=== Do this ===
Everything in the listing except the pictures should be written out exactly.

=== Task material ===
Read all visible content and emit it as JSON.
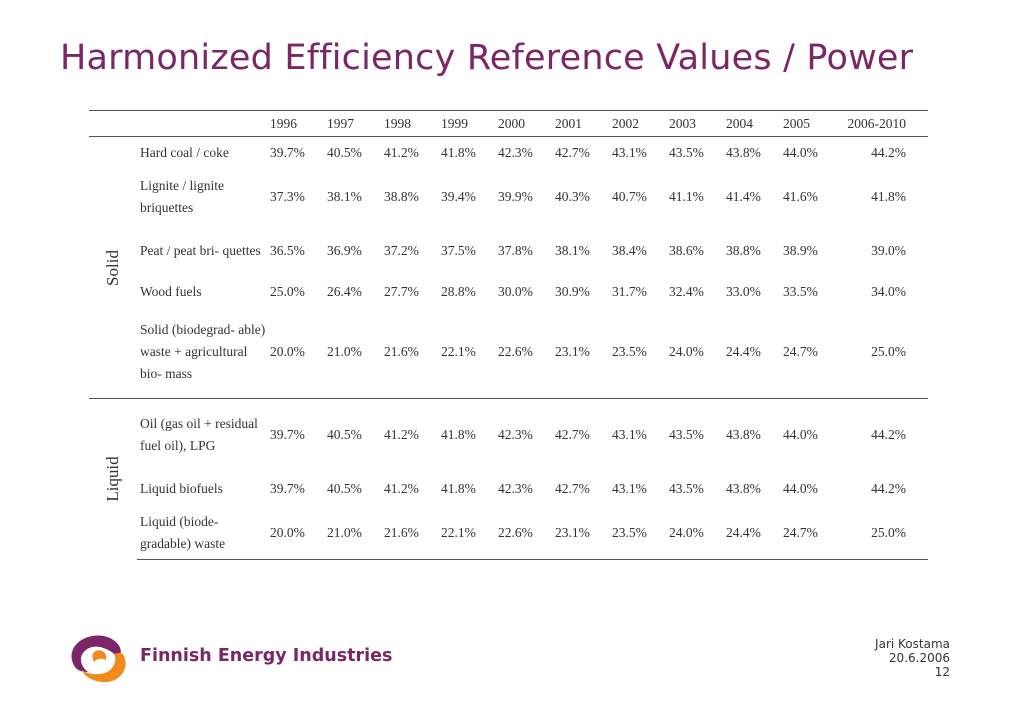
{
  "title": "Harmonized Efficiency Reference Values / Power",
  "table": {
    "columns": [
      "1996",
      "1997",
      "1998",
      "1999",
      "2000",
      "2001",
      "2002",
      "2003",
      "2004",
      "2005",
      "2006-2010"
    ],
    "groups": [
      {
        "label": "Solid",
        "rows": [
          {
            "fuel": "Hard coal / coke",
            "values": [
              "39.7%",
              "40.5%",
              "41.2%",
              "41.8%",
              "42.3%",
              "42.7%",
              "43.1%",
              "43.5%",
              "43.8%",
              "44.0%",
              "44.2%"
            ]
          },
          {
            "fuel": "Lignite / lignite briquettes",
            "values": [
              "37.3%",
              "38.1%",
              "38.8%",
              "39.4%",
              "39.9%",
              "40.3%",
              "40.7%",
              "41.1%",
              "41.4%",
              "41.6%",
              "41.8%"
            ]
          },
          {
            "fuel": "Peat / peat bri- quettes",
            "values": [
              "36.5%",
              "36.9%",
              "37.2%",
              "37.5%",
              "37.8%",
              "38.1%",
              "38.4%",
              "38.6%",
              "38.8%",
              "38.9%",
              "39.0%"
            ]
          },
          {
            "fuel": "Wood fuels",
            "values": [
              "25.0%",
              "26.4%",
              "27.7%",
              "28.8%",
              "30.0%",
              "30.9%",
              "31.7%",
              "32.4%",
              "33.0%",
              "33.5%",
              "34.0%"
            ]
          },
          {
            "fuel": "Solid (biodegrad- able) waste + agricultural bio- mass",
            "values": [
              "20.0%",
              "21.0%",
              "21.6%",
              "22.1%",
              "22.6%",
              "23.1%",
              "23.5%",
              "24.0%",
              "24.4%",
              "24.7%",
              "25.0%"
            ]
          }
        ]
      },
      {
        "label": "Liquid",
        "rows": [
          {
            "fuel": "Oil (gas oil + residual fuel oil), LPG",
            "values": [
              "39.7%",
              "40.5%",
              "41.2%",
              "41.8%",
              "42.3%",
              "42.7%",
              "43.1%",
              "43.5%",
              "43.8%",
              "44.0%",
              "44.2%"
            ]
          },
          {
            "fuel": "Liquid biofuels",
            "values": [
              "39.7%",
              "40.5%",
              "41.2%",
              "41.8%",
              "42.3%",
              "42.7%",
              "43.1%",
              "43.5%",
              "43.8%",
              "44.0%",
              "44.2%"
            ]
          },
          {
            "fuel": "Liquid (biode- gradable) waste",
            "values": [
              "20.0%",
              "21.0%",
              "21.6%",
              "22.1%",
              "22.6%",
              "23.1%",
              "23.5%",
              "24.0%",
              "24.4%",
              "24.7%",
              "25.0%"
            ]
          }
        ]
      }
    ]
  },
  "logo": {
    "text": "Finnish Energy Industries",
    "color_purple": "#7b2667",
    "color_orange": "#f08a1c",
    "icon": "finnish-energy-logo-icon"
  },
  "footer": {
    "author": "Jari Kostama",
    "date": "20.6.2006",
    "page": "12"
  }
}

=== In response ===
Read all visible content and emit it as JSON.
{
  "title": "Harmonized Efficiency Reference Values / Power",
  "table": {
    "columns": [
      "1996",
      "1997",
      "1998",
      "1999",
      "2000",
      "2001",
      "2002",
      "2003",
      "2004",
      "2005",
      "2006-2010"
    ],
    "groups": [
      {
        "label": "Solid",
        "rows": [
          {
            "fuel": "Hard coal / coke",
            "values": [
              "39.7%",
              "40.5%",
              "41.2%",
              "41.8%",
              "42.3%",
              "42.7%",
              "43.1%",
              "43.5%",
              "43.8%",
              "44.0%",
              "44.2%"
            ]
          },
          {
            "fuel": "Lignite / lignite briquettes",
            "values": [
              "37.3%",
              "38.1%",
              "38.8%",
              "39.4%",
              "39.9%",
              "40.3%",
              "40.7%",
              "41.1%",
              "41.4%",
              "41.6%",
              "41.8%"
            ]
          },
          {
            "fuel": "Peat / peat bri- quettes",
            "values": [
              "36.5%",
              "36.9%",
              "37.2%",
              "37.5%",
              "37.8%",
              "38.1%",
              "38.4%",
              "38.6%",
              "38.8%",
              "38.9%",
              "39.0%"
            ]
          },
          {
            "fuel": "Wood fuels",
            "values": [
              "25.0%",
              "26.4%",
              "27.7%",
              "28.8%",
              "30.0%",
              "30.9%",
              "31.7%",
              "32.4%",
              "33.0%",
              "33.5%",
              "34.0%"
            ]
          },
          {
            "fuel": "Solid (biodegrad- able) waste + agricultural bio- mass",
            "values": [
              "20.0%",
              "21.0%",
              "21.6%",
              "22.1%",
              "22.6%",
              "23.1%",
              "23.5%",
              "24.0%",
              "24.4%",
              "24.7%",
              "25.0%"
            ]
          }
        ]
      },
      {
        "label": "Liquid",
        "rows": [
          {
            "fuel": "Oil (gas oil + residual fuel oil), LPG",
            "values": [
              "39.7%",
              "40.5%",
              "41.2%",
              "41.8%",
              "42.3%",
              "42.7%",
              "43.1%",
              "43.5%",
              "43.8%",
              "44.0%",
              "44.2%"
            ]
          },
          {
            "fuel": "Liquid biofuels",
            "values": [
              "39.7%",
              "40.5%",
              "41.2%",
              "41.8%",
              "42.3%",
              "42.7%",
              "43.1%",
              "43.5%",
              "43.8%",
              "44.0%",
              "44.2%"
            ]
          },
          {
            "fuel": "Liquid (biode- gradable) waste",
            "values": [
              "20.0%",
              "21.0%",
              "21.6%",
              "22.1%",
              "22.6%",
              "23.1%",
              "23.5%",
              "24.0%",
              "24.4%",
              "24.7%",
              "25.0%"
            ]
          }
        ]
      }
    ]
  },
  "logo": {
    "text": "Finnish Energy Industries",
    "color_purple": "#7b2667",
    "color_orange": "#f08a1c",
    "icon": "finnish-energy-logo-icon"
  },
  "footer": {
    "author": "Jari Kostama",
    "date": "20.6.2006",
    "page": "12"
  }
}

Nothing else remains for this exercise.